For the records below, give the number of lines where the string "code" occurs. Include nothing else.

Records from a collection
══════════════════════════════

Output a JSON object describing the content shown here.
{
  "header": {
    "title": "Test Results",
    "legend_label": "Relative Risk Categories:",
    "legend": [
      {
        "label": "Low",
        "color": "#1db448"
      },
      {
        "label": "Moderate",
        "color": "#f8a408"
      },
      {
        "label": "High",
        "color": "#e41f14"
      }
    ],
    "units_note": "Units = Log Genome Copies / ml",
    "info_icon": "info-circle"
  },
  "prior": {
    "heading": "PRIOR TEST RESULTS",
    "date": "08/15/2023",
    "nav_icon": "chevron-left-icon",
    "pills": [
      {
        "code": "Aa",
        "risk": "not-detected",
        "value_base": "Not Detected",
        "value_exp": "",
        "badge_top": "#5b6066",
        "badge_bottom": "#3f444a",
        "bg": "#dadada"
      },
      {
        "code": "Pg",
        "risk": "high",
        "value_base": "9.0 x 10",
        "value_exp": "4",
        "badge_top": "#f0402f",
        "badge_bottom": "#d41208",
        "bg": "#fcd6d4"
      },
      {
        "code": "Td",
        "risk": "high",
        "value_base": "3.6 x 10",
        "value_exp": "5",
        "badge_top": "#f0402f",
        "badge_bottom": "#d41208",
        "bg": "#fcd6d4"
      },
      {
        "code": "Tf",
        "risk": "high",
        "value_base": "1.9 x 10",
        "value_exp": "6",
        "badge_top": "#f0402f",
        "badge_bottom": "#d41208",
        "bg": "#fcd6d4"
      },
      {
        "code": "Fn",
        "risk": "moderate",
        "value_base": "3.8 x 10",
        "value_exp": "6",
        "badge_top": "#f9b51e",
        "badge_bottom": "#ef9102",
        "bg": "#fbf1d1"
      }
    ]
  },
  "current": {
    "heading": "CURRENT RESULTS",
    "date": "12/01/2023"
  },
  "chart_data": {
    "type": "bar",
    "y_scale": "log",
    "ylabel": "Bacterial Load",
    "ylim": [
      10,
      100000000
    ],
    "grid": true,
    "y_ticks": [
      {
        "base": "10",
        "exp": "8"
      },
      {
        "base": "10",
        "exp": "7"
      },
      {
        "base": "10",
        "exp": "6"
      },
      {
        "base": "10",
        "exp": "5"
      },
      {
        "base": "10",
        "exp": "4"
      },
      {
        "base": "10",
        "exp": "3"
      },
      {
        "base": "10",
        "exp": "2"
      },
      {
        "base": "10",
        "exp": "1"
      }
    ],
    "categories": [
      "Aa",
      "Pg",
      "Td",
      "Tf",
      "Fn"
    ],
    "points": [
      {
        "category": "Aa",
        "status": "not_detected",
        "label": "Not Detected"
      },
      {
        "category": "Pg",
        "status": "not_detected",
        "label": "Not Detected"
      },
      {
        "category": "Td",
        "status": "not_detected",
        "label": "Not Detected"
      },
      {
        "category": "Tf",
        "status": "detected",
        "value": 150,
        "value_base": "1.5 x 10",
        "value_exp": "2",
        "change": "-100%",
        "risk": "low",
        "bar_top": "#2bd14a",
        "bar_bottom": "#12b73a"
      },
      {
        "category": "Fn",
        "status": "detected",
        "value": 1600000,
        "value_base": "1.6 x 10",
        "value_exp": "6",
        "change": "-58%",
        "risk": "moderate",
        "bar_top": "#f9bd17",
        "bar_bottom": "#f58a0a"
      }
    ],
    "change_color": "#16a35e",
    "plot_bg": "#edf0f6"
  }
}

══════════════════════════════

RESPONSE TO THE EXERCISE: 5